Zu bearbeiten.
1. Beantworte anhand des Auszugs die folgenden Fragen:
(a) Von welchem Tag stammt der „Deutsch-Türkische Konsularvertrag“?
(b) Nach welchem Recht wird das Immobilienvermögen in Deutschland aufgrund dieses Vertrages vererbt?
(c) Seit welchem Datum kann man in Deutschland die deutsche und die türkische Staatsangehörigkeit gleichzeitig besitzen?
2. Stimmen die folgenden Aussagen mit dem Auszug überein? Antworte jeweils mit Ja oder Nein und zitiere die entscheidenden Worte.
(a) Für den beweglichen Nachlass gilt das Recht des Landes, in dem er sich befindet.
(b) Bilaterale Abkommen sind vorrangig zu beachten.
(c) Im Beispiel besitzt der türkische Staatsbürger eine Immobilie in der Türkei.

Auszug.
━━━━━━━━━━━━━━━━━━━━

Beispiel: Ein türkischer Staatsbürger lebt seit Jahrzehnten in Deutschland. Er besitzt eine Immobilie in Deutschland. Er möchte in seinem Testament regeln, dass für seinen Nachlass das deutsche Erbrecht gilt.
Deutsch-türkischer Konsularvertrag
Für in Deutschland lebende türkische Staatsangehörige bestimmt sich das auf die Erbfolge anwendbare Recht zwar grundsätzlich nach den Vorschriften der Europäischen Erbrechtsverordnung vom 04.07.2012. Allerdings sind vorrangig bilaterale Abkommen zu beachten, die in den Mitgliedstaaten in Kraft sind. Insoweit ist aus deutscher Sicht der „Deutsch-Türkische Konsularvertrag“ vom 28.5.1929 (RGBl. II 1930, S. 747) vorrangig zu beachten (sog. Nachlassabkommen). § 14 Nachlassabkommen bestimmt das auf die Erbfolge anwendbare Recht wie folgt: Die erbrechtlichen Verhältnisse bestimmen sich in Ansehung des beweglichen Nachlasses nach den Gesetzen des Landes, dem der Erblasser zur Zeit seines Todes angehörte. Die erbrechtlichen Verhältnisse in Ansehung des unbeweglichen Nachlasses bestimmen sich nach den Gesetzen des Landes, in dem dieser Nachlass liegt, und zwar in der gleichen Weise, wie wenn der Erblasser zur Zeit seines Todes Angehöriger dieses Landes gewesen wäre.
Aufgrund des deutsch-türkischen Konsularvertrages wird also das Immobilienvermögen in Deutschland nach deutschem Recht vererbt, während hinsichtlich des beweglichen Vermögens (Bankvermögen etc.) türkisches Heimatrecht zur Anwendung käme („Nachlassspaltung“).
Welche Möglichkeiten eröffnet die doppelte Staatsbürgerschaft?
Seit dem 27.06.2024 ist es in Deutschland möglich, die deutsche und die türkische Staatsangehörigkeit gleichzeitig zu besitzen (doppelte Staatsbürgerschaft). Es stellt sich daher die Frage, ob nunmehr im Testament eine Rechtswahl getroffen werden kann, dass insgesamt das deutsche Erbrecht zur Anwendung und eine „Nachlassspaltung“ vermieden wird.

━━━━━━━━━━━━━━━━━━━━

Daten.
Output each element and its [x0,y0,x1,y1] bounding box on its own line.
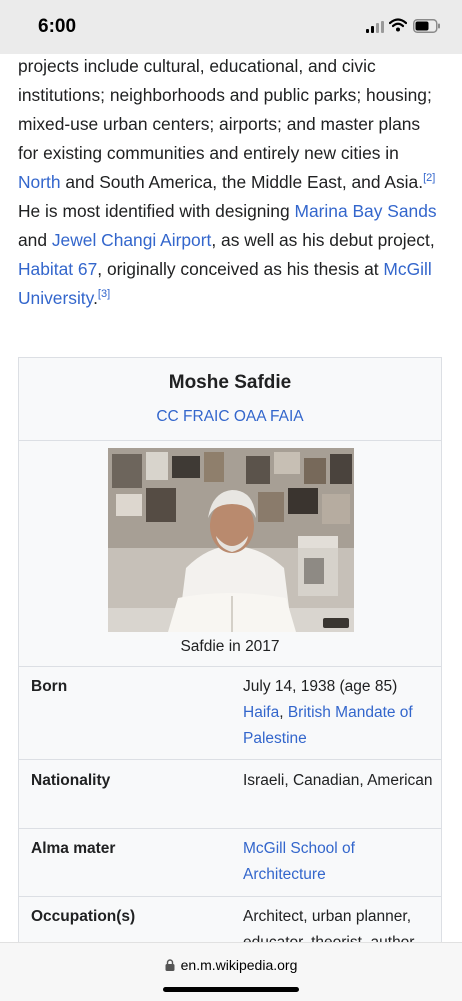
link-mcgill-school-of-architecture[interactable]: McGill School of Architecture [243,840,355,883]
article-text: projects include cultural, educational, … [18,52,438,313]
home-indicator[interactable] [163,987,299,992]
link-north[interactable]: North [18,172,61,192]
divider [19,440,441,441]
occupation-label: Occupation(s) [31,908,136,925]
link-marina-bay-sands[interactable]: Marina Bay Sands [294,201,436,221]
url-text: en.m.wikipedia.org [180,957,298,973]
divider [19,896,441,897]
browser-url-bar[interactable]: en.m.wikipedia.org [0,942,462,1001]
url-display[interactable]: en.m.wikipedia.org [0,957,462,973]
article-paragraph: projects include cultural, educational, … [18,56,437,308]
divider [19,828,441,829]
nationality-label: Nationality [31,772,111,789]
infobox-photo[interactable] [108,448,354,632]
divider [19,666,441,667]
reference-2[interactable]: [2] [423,172,435,184]
divider [19,759,441,760]
nationality-value: Israeli, Canadian, American [243,772,433,789]
battery-icon [413,19,440,33]
link-habitat-67[interactable]: Habitat 67 [18,259,97,279]
alma-mater-value: McGill School of Architecture [243,836,433,888]
wifi-icon [389,18,407,32]
alma-mater-label: Alma mater [31,840,116,857]
infobox-caption: Safdie in 2017 [180,638,280,655]
born-label: Born [31,678,68,695]
infobox: Moshe Safdie CC FRAIC OAA FAIA Safdie in… [18,357,442,957]
lock-icon [165,959,175,971]
infobox-title: Moshe Safdie [168,372,292,393]
cellular-signal-icon [366,21,384,33]
link-jewel-changi-airport[interactable]: Jewel Changi Airport [52,230,212,250]
link-haifa[interactable]: Haifa [243,704,279,721]
status-time: 6:00 [38,16,77,37]
reference-3[interactable]: [3] [98,288,110,300]
born-value: July 14, 1938 (age 85) Haifa, British Ma… [243,678,413,747]
status-bar: 6:00 [0,0,462,54]
infobox-postnominals[interactable]: CC FRAIC OAA FAIA [19,408,441,426]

━━━━━━━━━━━━━━━━━━━━

Lösungen je Aufgabe.
1.
(a) Vom 28.5.1929.
(b) Nach deutschem Recht.
(c) Seit dem 27.06.2024.

2.
(a) Nein: „Die erbrechtlichen Verhältnisse bestimmen sich in Ansehung des beweglichen Nachlasses nach den Gesetzen des Landes, dem der Erblasser zur Zeit seines Todes angehörte.“
(b) Ja: „Allerdings sind vorrangig bilaterale Abkommen zu beachten, die in den Mitgliedstaaten in Kraft sind.“
(c) Nein: „Er besitzt eine Immobilie in Deutschland.“